------ INPUT
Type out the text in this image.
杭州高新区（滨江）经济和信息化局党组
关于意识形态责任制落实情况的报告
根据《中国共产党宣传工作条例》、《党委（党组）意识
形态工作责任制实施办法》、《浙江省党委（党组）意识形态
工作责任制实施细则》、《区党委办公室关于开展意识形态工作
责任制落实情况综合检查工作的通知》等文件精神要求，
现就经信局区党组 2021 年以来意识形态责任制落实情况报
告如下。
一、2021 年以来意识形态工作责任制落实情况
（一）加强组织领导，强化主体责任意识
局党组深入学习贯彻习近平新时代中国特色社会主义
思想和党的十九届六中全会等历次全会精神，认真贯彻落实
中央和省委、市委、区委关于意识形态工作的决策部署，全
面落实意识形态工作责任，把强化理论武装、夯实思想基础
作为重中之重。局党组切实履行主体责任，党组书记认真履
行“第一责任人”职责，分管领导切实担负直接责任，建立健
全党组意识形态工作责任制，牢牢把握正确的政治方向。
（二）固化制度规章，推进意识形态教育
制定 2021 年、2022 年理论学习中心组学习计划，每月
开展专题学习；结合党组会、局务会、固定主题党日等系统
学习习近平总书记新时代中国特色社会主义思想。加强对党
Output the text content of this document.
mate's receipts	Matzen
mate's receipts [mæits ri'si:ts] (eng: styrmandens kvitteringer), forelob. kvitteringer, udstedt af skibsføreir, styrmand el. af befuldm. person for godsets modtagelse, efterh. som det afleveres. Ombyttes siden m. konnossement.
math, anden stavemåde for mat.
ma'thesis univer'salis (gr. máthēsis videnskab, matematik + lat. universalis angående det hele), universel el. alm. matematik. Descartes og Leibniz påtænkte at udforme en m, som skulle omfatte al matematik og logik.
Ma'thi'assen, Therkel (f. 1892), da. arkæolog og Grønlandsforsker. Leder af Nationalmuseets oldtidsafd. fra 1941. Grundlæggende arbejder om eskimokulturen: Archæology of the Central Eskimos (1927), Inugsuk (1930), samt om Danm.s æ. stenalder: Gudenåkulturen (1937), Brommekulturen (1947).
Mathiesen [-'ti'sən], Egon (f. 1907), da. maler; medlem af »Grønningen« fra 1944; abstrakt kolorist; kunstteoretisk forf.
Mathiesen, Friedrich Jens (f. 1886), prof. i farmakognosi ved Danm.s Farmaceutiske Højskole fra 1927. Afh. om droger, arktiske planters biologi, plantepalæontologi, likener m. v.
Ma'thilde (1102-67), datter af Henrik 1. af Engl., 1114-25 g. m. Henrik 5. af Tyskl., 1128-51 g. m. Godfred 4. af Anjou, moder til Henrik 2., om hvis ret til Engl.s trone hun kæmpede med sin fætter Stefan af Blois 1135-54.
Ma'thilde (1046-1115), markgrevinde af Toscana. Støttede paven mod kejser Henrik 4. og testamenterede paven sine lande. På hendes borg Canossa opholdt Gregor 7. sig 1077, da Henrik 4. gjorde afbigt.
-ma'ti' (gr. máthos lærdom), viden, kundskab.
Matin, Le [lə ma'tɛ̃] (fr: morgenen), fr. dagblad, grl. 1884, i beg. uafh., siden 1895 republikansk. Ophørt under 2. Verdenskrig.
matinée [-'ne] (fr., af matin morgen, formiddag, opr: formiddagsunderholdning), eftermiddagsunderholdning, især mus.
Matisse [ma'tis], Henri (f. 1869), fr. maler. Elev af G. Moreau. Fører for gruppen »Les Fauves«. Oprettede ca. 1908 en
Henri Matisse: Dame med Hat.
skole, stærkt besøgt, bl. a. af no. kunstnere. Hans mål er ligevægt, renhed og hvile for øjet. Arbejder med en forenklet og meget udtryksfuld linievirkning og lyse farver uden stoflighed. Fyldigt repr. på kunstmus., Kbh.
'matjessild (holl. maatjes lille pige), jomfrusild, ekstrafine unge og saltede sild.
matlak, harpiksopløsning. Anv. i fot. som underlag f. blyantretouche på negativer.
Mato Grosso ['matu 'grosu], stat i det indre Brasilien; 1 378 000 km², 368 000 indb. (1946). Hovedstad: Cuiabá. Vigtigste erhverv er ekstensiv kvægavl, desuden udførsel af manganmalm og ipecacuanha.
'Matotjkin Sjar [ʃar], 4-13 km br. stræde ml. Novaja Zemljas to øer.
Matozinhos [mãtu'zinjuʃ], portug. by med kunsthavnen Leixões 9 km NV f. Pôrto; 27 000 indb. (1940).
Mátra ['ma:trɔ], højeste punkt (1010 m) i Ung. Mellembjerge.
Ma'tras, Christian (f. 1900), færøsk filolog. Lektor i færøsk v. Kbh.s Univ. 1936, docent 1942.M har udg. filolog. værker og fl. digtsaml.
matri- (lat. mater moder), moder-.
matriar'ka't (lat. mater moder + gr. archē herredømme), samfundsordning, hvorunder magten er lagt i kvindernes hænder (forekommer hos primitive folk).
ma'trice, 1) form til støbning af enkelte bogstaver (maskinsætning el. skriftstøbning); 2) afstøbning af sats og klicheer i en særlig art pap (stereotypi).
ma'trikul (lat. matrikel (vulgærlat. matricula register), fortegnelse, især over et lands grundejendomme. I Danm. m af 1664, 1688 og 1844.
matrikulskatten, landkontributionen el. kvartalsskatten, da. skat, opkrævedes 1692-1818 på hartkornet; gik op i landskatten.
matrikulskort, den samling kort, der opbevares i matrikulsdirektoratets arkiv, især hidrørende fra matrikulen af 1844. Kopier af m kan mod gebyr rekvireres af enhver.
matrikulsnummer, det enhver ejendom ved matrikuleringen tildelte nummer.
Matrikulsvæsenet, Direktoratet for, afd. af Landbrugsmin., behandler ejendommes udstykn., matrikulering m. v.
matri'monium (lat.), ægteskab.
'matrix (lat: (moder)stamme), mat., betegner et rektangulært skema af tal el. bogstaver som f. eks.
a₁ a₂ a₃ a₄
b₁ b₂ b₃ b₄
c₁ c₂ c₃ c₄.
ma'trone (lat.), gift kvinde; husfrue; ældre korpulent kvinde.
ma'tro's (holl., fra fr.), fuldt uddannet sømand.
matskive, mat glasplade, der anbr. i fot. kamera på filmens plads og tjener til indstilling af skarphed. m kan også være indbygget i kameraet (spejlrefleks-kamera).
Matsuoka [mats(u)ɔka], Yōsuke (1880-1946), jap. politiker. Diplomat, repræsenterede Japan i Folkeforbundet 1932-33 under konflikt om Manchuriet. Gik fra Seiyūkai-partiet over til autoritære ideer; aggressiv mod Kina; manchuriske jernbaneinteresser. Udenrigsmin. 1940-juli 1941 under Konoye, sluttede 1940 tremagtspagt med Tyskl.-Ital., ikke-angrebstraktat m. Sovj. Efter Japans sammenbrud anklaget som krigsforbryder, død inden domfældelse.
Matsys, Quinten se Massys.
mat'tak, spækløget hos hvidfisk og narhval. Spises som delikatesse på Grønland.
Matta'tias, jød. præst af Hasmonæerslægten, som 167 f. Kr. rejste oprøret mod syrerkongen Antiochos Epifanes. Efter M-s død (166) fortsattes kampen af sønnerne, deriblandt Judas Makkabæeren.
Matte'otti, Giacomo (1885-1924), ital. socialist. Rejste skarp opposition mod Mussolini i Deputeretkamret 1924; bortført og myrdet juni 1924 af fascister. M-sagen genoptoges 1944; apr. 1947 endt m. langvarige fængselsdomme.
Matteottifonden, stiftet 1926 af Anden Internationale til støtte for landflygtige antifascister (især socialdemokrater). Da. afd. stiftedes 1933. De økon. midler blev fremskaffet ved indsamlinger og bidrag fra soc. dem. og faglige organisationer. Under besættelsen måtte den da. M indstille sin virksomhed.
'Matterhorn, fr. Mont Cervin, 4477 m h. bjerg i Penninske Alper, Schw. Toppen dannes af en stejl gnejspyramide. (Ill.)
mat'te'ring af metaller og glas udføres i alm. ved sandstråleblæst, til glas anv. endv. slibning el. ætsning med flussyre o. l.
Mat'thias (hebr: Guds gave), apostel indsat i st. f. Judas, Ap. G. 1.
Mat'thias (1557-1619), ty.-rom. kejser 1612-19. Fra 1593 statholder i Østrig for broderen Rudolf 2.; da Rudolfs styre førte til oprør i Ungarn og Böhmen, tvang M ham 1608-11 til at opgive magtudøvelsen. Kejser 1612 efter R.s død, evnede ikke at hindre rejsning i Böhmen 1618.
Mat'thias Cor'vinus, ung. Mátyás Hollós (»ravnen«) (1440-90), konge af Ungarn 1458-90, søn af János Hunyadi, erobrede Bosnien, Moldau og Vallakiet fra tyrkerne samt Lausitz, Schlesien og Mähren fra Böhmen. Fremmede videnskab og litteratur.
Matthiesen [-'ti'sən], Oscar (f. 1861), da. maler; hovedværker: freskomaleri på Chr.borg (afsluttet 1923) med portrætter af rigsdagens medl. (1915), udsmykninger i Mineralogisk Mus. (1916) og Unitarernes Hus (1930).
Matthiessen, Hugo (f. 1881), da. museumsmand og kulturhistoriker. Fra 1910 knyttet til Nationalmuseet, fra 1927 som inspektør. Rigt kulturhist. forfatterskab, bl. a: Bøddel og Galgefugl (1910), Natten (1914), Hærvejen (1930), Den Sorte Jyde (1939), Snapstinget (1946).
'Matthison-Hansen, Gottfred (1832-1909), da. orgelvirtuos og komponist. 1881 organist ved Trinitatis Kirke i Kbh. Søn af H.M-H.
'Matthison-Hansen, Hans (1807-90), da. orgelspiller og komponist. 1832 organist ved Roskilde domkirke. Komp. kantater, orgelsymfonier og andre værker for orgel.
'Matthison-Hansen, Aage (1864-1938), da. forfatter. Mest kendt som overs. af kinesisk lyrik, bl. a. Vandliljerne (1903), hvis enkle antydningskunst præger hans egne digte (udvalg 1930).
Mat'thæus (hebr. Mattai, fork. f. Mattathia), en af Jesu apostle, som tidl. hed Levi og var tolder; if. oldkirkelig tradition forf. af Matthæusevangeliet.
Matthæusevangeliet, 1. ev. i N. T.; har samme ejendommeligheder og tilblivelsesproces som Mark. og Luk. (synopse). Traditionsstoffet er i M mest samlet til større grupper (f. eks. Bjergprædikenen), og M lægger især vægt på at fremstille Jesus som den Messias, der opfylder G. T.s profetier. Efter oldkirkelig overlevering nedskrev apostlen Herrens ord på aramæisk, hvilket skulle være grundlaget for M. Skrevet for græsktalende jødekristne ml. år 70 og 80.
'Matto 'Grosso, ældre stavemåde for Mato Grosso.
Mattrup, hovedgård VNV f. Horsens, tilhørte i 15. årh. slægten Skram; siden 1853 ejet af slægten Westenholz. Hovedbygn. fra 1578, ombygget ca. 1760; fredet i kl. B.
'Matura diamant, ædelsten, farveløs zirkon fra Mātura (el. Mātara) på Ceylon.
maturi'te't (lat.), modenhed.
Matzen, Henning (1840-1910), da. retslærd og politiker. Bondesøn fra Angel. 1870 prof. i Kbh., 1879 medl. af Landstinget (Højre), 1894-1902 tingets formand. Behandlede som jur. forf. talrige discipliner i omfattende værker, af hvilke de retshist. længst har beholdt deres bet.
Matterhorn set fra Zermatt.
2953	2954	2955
------------
- [TASK BRIEF]:
Indicate how many lines of the material include the word "Matzen"; the number alone is required.

- [WRITTEN ANSWER]:
2